(WHAT NEEDS TO BE DONE)
Reproduce the listing word for word. Skip any image.

(EXCERPTED DATA)
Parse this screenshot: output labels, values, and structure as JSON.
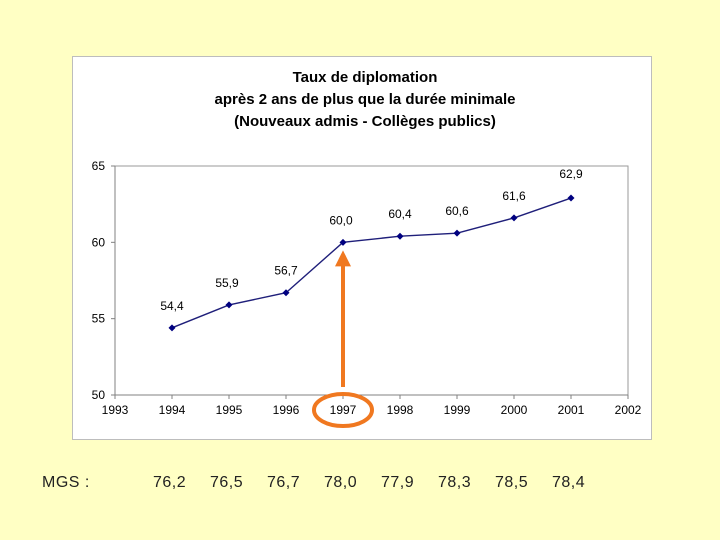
{
  "chart_data": {
    "type": "line",
    "title_lines": [
      "Taux de diplomation",
      "après 2 ans de plus que la durée minimale",
      "(Nouveaux admis - Collèges publics)"
    ],
    "xlabel": "",
    "ylabel": "",
    "x_ticks": [
      "1993",
      "1994",
      "1995",
      "1996",
      "1997",
      "1998",
      "1999",
      "2000",
      "2001",
      "2002"
    ],
    "y_ticks": [
      "50",
      "55",
      "60",
      "65"
    ],
    "xlim": [
      1993,
      2002
    ],
    "ylim": [
      50,
      65
    ],
    "grid": false,
    "series": [
      {
        "x": [
          1994,
          1995,
          1996,
          1997,
          1998,
          1999,
          2000,
          2001
        ],
        "values": [
          54.4,
          55.9,
          56.7,
          60.0,
          60.4,
          60.6,
          61.6,
          62.9
        ],
        "labels": [
          "54,4",
          "55,9",
          "56,7",
          "60,0",
          "60,4",
          "60,6",
          "61,6",
          "62,9"
        ]
      }
    ],
    "colors": {
      "line": "#1F1F7A",
      "marker": "#000080",
      "highlight": "#F07820"
    },
    "highlight": {
      "year": 1997,
      "shape": "arrow-and-circle"
    }
  },
  "mgs": {
    "label": "MGS :",
    "values": [
      "76,2",
      "76,5",
      "76,7",
      "78,0",
      "77,9",
      "78,3",
      "78,5",
      "78,4"
    ]
  }
}
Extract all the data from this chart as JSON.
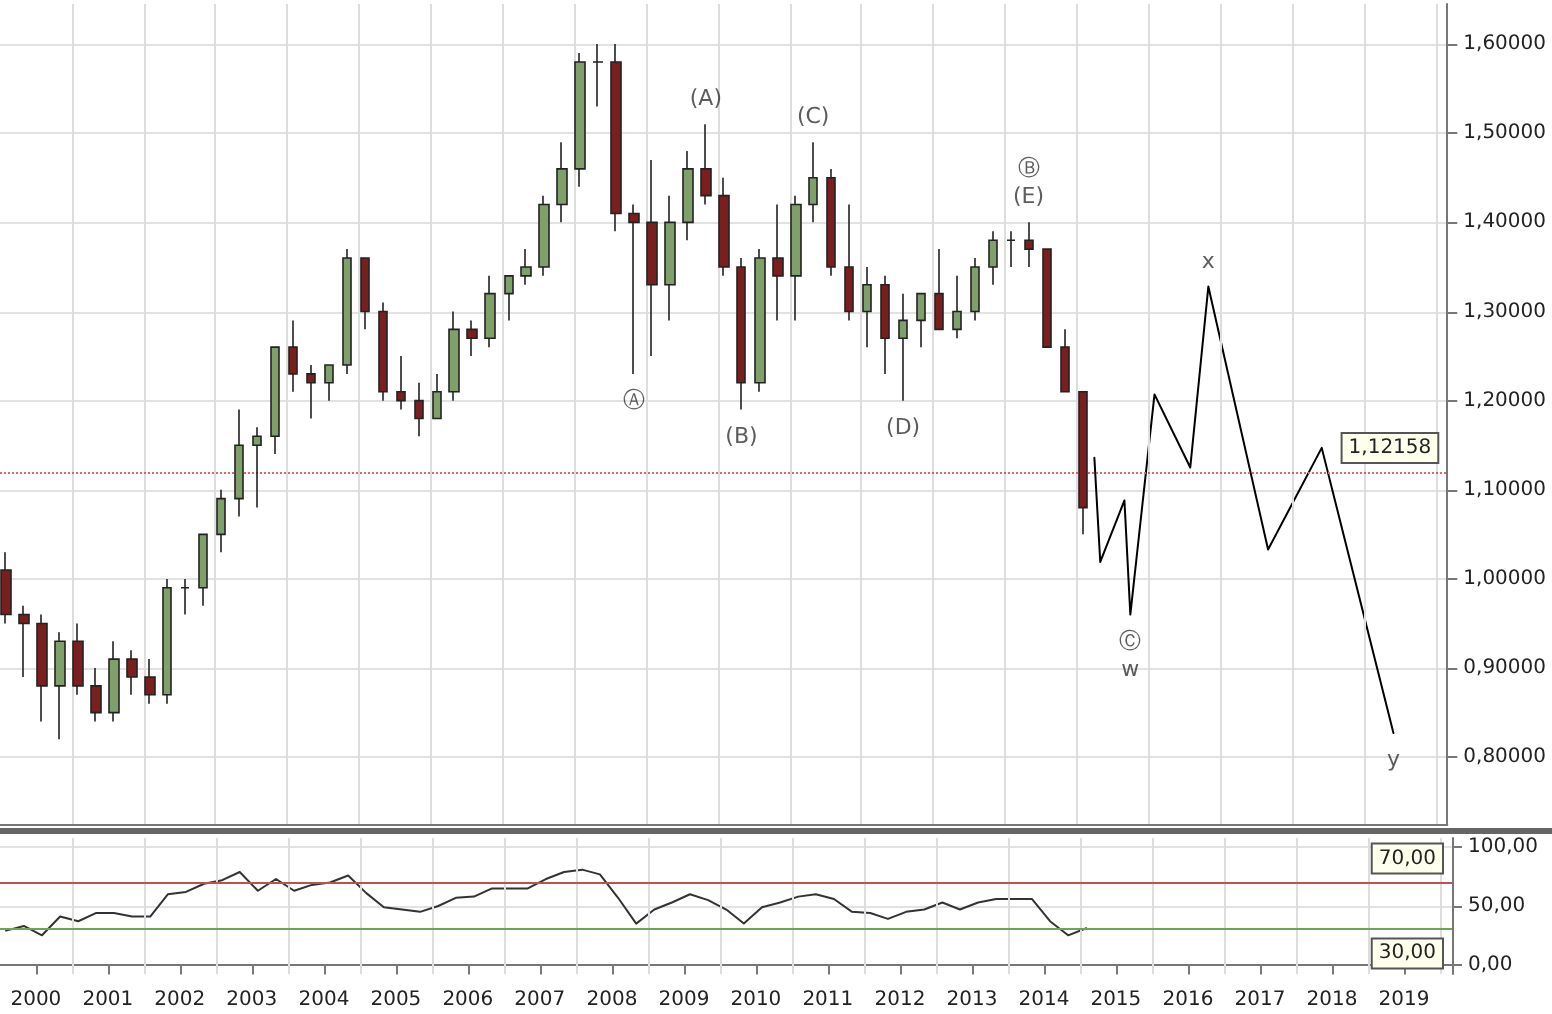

(THE COMPLETED TASK)
Parse this screenshot: output labels, values, and structure as JSON.
{
  "chart_data": {
    "type": "line",
    "title_lines": [
      "Taux de diplomation",
      "après 2 ans de plus que la durée minimale",
      "(Nouveaux admis - Collèges publics)"
    ],
    "xlabel": "",
    "ylabel": "",
    "x_ticks": [
      "1993",
      "1994",
      "1995",
      "1996",
      "1997",
      "1998",
      "1999",
      "2000",
      "2001",
      "2002"
    ],
    "y_ticks": [
      "50",
      "55",
      "60",
      "65"
    ],
    "xlim": [
      1993,
      2002
    ],
    "ylim": [
      50,
      65
    ],
    "grid": false,
    "series": [
      {
        "x": [
          1994,
          1995,
          1996,
          1997,
          1998,
          1999,
          2000,
          2001
        ],
        "values": [
          54.4,
          55.9,
          56.7,
          60.0,
          60.4,
          60.6,
          61.6,
          62.9
        ],
        "labels": [
          "54,4",
          "55,9",
          "56,7",
          "60,0",
          "60,4",
          "60,6",
          "61,6",
          "62,9"
        ]
      }
    ],
    "colors": {
      "line": "#1F1F7A",
      "marker": "#000080",
      "highlight": "#F07820"
    },
    "highlight": {
      "year": 1997,
      "shape": "arrow-and-circle"
    }
  },
  "mgs": {
    "label": "MGS :",
    "values": [
      "76,2",
      "76,5",
      "76,7",
      "78,0",
      "77,9",
      "78,3",
      "78,5",
      "78,4"
    ]
  }
}
Extract all the data from this chart as JSON.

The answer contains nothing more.